[Extracted material start]
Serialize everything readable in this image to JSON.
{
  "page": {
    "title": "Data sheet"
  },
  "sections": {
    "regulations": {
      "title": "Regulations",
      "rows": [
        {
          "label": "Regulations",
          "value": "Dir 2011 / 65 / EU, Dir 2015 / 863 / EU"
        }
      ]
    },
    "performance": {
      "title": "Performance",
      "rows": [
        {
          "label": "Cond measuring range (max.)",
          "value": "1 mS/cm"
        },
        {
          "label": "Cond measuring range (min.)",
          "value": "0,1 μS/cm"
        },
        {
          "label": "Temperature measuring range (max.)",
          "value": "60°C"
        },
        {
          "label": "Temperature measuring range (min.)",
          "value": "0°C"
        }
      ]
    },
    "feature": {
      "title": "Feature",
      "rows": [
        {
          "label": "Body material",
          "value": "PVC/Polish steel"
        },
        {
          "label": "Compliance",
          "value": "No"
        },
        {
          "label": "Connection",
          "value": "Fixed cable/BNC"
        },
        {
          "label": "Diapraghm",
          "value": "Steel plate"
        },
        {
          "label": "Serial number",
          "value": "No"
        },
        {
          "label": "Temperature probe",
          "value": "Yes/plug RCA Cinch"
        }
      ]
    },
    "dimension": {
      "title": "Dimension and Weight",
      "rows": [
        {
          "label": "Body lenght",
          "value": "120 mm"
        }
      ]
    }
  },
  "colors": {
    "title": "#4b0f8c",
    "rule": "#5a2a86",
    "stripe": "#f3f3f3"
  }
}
[Extracted material end]
▶ [Prompt]
Each of the records should be retyped exactly.

▶ [Finished task]
Serialize everything readable in this image to JSON.
{
  "page": {
    "title": "Data sheet"
  },
  "sections": {
    "regulations": {
      "title": "Regulations",
      "rows": [
        {
          "label": "Regulations",
          "value": "Dir 2011 / 65 / EU, Dir 2015 / 863 / EU"
        }
      ]
    },
    "performance": {
      "title": "Performance",
      "rows": [
        {
          "label": "Cond measuring range (max.)",
          "value": "1 mS/cm"
        },
        {
          "label": "Cond measuring range (min.)",
          "value": "0,1 μS/cm"
        },
        {
          "label": "Temperature measuring range (max.)",
          "value": "60°C"
        },
        {
          "label": "Temperature measuring range (min.)",
          "value": "0°C"
        }
      ]
    },
    "feature": {
      "title": "Feature",
      "rows": [
        {
          "label": "Body material",
          "value": "PVC/Polish steel"
        },
        {
          "label": "Compliance",
          "value": "No"
        },
        {
          "label": "Connection",
          "value": "Fixed cable/BNC"
        },
        {
          "label": "Diapraghm",
          "value": "Steel plate"
        },
        {
          "label": "Serial number",
          "value": "No"
        },
        {
          "label": "Temperature probe",
          "value": "Yes/plug RCA Cinch"
        }
      ]
    },
    "dimension": {
      "title": "Dimension and Weight",
      "rows": [
        {
          "label": "Body lenght",
          "value": "120 mm"
        }
      ]
    }
  },
  "colors": {
    "title": "#4b0f8c",
    "rule": "#5a2a86",
    "stripe": "#f3f3f3"
  }
}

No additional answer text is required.